- EXERCISE PROMPT -
Copy every record below, exactly as written.

- DATA LISTING -
————

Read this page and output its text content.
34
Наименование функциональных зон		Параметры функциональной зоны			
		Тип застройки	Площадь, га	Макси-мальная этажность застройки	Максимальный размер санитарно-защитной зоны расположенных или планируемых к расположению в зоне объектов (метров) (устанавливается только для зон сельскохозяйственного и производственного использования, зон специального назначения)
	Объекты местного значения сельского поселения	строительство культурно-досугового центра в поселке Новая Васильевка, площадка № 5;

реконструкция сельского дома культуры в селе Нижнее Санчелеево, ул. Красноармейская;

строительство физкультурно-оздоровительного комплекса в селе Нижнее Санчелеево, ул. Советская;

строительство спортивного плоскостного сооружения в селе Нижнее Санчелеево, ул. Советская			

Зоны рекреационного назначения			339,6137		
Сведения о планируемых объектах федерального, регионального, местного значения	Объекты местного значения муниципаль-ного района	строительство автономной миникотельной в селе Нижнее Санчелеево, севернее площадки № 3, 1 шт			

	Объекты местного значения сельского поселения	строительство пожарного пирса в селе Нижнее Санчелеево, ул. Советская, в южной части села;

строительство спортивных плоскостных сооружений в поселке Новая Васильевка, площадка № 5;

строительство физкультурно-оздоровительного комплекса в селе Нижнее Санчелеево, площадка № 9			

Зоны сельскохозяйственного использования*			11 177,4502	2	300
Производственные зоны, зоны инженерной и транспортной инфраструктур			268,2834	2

————

- WRITTEN REPLY -
Read this page and output its text content.
34
Наименование функциональных зон		Параметры функциональной зоны			
		Тип застройки	Площадь, га	Макси-мальная этажность застройки	Максимальный размер санитарно-защитной зоны расположенных или планируемых к расположению в зоне объектов (метров) (устанавливается только для зон сельскохозяйственного и производственного использования, зон специального назначения)
	Объекты местного значения сельского поселения	строительство культурно-досугового центра в поселке Новая Васильевка, площадка № 5;

реконструкция сельского дома культуры в селе Нижнее Санчелеево, ул. Красноармейская;

строительство физкультурно-оздоровительного комплекса в селе Нижнее Санчелеево, ул. Советская;

строительство спортивного плоскостного сооружения в селе Нижнее Санчелеево, ул. Советская			

Зоны рекреационного назначения			339,6137		
Сведения о планируемых объектах федерального, регионального, местного значения	Объекты местного значения муниципаль-ного района	строительство автономной миникотельной в селе Нижнее Санчелеево, севернее площадки № 3, 1 шт			

	Объекты местного значения сельского поселения	строительство пожарного пирса в селе Нижнее Санчелеево, ул. Советская, в южной части села;

строительство спортивных плоскостных сооружений в поселке Новая Васильевка, площадка № 5;

строительство физкультурно-оздоровительного комплекса в селе Нижнее Санчелеево, площадка № 9			

Зоны сельскохозяйственного использования*			11 177,4502	2	300
Производственные зоны, зоны инженерной и транспортной инфраструктур			268,2834	2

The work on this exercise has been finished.